- _Set exercise_
Write each line out exactly, leaving none out.

- _Excerpt from a dataset_
********************
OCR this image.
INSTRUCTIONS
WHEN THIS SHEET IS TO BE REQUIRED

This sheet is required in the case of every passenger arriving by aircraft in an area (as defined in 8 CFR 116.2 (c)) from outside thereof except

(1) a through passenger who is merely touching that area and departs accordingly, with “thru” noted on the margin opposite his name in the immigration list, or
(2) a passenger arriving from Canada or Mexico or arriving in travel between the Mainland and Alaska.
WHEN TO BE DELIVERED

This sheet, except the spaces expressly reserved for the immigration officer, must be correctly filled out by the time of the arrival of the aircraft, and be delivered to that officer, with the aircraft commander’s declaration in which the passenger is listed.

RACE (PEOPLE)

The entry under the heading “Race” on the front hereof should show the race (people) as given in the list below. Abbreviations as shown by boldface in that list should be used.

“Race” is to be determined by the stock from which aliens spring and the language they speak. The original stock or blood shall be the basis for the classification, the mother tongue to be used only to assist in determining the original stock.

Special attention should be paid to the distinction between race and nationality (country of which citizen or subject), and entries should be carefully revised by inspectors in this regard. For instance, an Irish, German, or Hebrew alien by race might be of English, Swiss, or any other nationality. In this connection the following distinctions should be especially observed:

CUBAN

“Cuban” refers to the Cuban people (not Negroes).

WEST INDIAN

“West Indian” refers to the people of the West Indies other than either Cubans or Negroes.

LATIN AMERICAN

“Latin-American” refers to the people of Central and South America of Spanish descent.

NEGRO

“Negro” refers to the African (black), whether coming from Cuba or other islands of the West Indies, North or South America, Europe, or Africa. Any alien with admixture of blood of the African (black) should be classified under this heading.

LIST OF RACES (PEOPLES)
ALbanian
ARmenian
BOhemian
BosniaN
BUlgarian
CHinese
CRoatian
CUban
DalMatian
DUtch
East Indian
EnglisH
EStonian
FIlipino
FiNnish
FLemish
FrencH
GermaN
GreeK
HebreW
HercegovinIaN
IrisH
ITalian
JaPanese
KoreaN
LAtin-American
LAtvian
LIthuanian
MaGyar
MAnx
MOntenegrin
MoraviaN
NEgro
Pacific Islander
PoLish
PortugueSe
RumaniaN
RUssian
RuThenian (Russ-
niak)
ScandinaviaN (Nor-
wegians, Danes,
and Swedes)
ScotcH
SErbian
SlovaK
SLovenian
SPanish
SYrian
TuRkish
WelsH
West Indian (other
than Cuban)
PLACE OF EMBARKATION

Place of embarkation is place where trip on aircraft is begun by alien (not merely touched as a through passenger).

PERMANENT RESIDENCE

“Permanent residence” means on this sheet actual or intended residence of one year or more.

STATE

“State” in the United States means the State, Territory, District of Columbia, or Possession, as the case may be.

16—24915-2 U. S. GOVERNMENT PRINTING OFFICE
********************
- _Exercise result_
OCR this image.
INSTRUCTIONS
WHEN THIS SHEET IS TO BE REQUIRED

This sheet is required in the case of every passenger arriving by aircraft in an area (as defined in 8 CFR 116.2 (c)) from outside thereof except

(1) a through passenger who is merely touching that area and departs accordingly, with “thru” noted on the margin opposite his name in the immigration list, or
(2) a passenger arriving from Canada or Mexico or arriving in travel between the Mainland and Alaska.
WHEN TO BE DELIVERED

This sheet, except the spaces expressly reserved for the immigration officer, must be correctly filled out by the time of the arrival of the aircraft, and be delivered to that officer, with the aircraft commander’s declaration in which the passenger is listed.

RACE (PEOPLE)

The entry under the heading “Race” on the front hereof should show the race (people) as given in the list below. Abbreviations as shown by boldface in that list should be used.

“Race” is to be determined by the stock from which aliens spring and the language they speak. The original stock or blood shall be the basis for the classification, the mother tongue to be used only to assist in determining the original stock.

Special attention should be paid to the distinction between race and nationality (country of which citizen or subject), and entries should be carefully revised by inspectors in this regard. For instance, an Irish, German, or Hebrew alien by race might be of English, Swiss, or any other nationality. In this connection the following distinctions should be especially observed:

CUBAN

“Cuban” refers to the Cuban people (not Negroes).

WEST INDIAN

“West Indian” refers to the people of the West Indies other than either Cubans or Negroes.

LATIN AMERICAN

“Latin-American” refers to the people of Central and South America of Spanish descent.

NEGRO

“Negro” refers to the African (black), whether coming from Cuba or other islands of the West Indies, North or South America, Europe, or Africa. Any alien with admixture of blood of the African (black) should be classified under this heading.

LIST OF RACES (PEOPLES)
ALbanian
ARmenian
BOhemian
BosniaN
BUlgarian
CHinese
CRoatian
CUban
DalMatian
DUtch
East Indian
EnglisH
EStonian
FIlipino
FiNnish
FLemish
FrencH
GermaN
GreeK
HebreW
HercegovinIaN
IrisH
ITalian
JaPanese
KoreaN
LAtin-American
LAtvian
LIthuanian
MaGyar
MAnx
MOntenegrin
MoraviaN
NEgro
Pacific Islander
PoLish
PortugueSe
RumaniaN
RUssian
RuThenian (Russ-
niak)
ScandinaviaN (Nor-
wegians, Danes,
and Swedes)
ScotcH
SErbian
SlovaK
SLovenian
SPanish
SYrian
TuRkish
WelsH
West Indian (other
than Cuban)
PLACE OF EMBARKATION

Place of embarkation is place where trip on aircraft is begun by alien (not merely touched as a through passenger).

PERMANENT RESIDENCE

“Permanent residence” means on this sheet actual or intended residence of one year or more.

STATE

“State” in the United States means the State, Territory, District of Columbia, or Possession, as the case may be.

16—24915-2 U. S. GOVERNMENT PRINTING OFFICE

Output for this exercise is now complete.